## Short exercise
Filter the data below for the string "selected" and copy each matching line.

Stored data
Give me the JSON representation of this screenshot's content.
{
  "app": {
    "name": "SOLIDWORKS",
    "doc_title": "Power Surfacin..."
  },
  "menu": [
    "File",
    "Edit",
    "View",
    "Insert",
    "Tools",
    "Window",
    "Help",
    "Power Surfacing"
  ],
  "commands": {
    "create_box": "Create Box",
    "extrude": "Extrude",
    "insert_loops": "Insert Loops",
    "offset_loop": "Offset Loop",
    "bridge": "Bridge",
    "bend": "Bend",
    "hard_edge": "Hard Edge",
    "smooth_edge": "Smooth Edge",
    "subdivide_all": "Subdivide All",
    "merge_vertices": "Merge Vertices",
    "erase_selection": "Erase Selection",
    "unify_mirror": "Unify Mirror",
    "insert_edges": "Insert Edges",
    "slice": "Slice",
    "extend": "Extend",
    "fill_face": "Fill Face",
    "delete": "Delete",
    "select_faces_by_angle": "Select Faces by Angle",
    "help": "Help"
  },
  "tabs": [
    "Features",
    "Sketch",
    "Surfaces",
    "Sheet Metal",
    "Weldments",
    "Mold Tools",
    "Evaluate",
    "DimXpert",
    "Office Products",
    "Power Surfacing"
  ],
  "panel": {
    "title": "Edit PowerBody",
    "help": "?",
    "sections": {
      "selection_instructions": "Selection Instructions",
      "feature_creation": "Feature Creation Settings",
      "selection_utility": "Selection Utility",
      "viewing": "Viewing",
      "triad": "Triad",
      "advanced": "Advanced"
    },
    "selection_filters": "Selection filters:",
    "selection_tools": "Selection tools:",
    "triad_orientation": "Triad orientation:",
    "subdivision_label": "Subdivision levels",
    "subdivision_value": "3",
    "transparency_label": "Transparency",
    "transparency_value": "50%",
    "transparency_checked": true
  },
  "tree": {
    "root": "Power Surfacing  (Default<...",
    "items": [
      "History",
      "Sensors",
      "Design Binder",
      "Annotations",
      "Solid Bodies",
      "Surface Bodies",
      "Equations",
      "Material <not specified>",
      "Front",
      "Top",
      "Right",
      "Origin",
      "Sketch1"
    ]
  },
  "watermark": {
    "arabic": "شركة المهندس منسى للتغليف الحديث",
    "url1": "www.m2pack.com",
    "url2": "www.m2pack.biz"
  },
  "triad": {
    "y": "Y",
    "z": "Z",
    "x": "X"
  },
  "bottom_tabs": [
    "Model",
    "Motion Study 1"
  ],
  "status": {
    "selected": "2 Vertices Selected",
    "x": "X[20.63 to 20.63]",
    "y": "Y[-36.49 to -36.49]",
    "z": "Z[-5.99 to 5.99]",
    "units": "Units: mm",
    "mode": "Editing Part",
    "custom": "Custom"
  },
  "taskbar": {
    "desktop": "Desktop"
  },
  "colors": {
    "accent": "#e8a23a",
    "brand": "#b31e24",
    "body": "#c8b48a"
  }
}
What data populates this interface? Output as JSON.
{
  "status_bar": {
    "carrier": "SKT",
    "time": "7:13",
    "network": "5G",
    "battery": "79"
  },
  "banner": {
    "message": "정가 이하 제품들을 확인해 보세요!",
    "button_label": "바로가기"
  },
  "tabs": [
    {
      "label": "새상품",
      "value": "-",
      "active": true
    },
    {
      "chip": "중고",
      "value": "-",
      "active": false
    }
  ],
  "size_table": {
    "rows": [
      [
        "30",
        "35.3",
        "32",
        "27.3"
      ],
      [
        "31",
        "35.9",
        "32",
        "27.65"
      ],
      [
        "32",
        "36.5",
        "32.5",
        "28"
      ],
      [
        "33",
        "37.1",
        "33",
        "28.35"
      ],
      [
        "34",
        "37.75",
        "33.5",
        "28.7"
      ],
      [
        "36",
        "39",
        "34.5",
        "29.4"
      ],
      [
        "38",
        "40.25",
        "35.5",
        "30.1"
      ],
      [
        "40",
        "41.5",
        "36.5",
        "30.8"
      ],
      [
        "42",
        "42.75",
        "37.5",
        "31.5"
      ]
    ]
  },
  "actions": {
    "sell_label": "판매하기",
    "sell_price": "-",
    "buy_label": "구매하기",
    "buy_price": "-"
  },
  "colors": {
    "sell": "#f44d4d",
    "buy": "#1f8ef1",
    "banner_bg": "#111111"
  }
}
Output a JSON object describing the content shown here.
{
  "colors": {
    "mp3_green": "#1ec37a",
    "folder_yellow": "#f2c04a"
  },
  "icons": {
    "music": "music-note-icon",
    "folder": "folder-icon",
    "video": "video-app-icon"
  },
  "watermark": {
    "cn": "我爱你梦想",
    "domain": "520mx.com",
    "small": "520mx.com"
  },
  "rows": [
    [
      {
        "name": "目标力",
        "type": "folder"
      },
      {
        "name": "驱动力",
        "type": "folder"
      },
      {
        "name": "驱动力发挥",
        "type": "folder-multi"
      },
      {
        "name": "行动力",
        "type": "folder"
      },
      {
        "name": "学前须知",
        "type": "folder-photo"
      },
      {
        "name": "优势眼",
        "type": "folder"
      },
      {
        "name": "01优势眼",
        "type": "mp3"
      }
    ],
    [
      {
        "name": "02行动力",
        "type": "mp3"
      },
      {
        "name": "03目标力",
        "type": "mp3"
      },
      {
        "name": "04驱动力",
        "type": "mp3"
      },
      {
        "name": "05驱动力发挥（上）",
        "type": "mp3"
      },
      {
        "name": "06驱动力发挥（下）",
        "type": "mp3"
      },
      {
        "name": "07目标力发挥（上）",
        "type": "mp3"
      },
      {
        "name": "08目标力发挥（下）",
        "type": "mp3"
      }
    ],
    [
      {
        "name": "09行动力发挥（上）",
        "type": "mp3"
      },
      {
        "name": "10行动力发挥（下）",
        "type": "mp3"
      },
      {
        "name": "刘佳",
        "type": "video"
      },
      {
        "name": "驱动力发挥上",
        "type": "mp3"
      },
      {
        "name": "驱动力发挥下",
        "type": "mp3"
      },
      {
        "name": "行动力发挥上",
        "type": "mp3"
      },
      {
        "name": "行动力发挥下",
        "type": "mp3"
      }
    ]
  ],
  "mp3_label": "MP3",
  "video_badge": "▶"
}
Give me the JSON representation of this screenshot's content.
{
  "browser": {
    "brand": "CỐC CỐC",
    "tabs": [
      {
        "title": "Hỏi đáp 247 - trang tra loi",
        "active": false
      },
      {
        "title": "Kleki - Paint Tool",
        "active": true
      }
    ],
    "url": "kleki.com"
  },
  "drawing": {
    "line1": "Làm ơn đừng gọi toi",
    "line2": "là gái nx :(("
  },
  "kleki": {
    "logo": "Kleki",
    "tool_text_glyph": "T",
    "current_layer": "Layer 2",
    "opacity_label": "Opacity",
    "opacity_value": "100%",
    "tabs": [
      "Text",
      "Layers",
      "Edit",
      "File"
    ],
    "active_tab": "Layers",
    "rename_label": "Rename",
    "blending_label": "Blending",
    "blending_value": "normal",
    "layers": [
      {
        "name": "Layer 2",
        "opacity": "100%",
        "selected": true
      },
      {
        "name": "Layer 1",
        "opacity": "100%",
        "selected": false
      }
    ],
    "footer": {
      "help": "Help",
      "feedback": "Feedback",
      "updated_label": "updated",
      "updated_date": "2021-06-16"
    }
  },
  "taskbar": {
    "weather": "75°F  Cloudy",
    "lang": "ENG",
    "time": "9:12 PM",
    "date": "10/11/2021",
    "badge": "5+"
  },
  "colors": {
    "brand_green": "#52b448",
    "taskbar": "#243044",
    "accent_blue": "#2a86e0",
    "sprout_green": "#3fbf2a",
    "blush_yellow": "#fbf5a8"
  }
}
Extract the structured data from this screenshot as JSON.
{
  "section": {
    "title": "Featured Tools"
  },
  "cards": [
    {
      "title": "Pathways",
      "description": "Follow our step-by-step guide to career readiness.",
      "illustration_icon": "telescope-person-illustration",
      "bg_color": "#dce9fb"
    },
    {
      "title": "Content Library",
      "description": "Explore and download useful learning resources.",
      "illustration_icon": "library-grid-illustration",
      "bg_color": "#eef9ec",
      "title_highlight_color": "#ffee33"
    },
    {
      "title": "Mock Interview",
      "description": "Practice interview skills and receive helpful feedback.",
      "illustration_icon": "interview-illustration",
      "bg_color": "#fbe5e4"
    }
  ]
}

## Full response
    "selected": "2 Vertices Selected",
        "selected": true
        "selected": false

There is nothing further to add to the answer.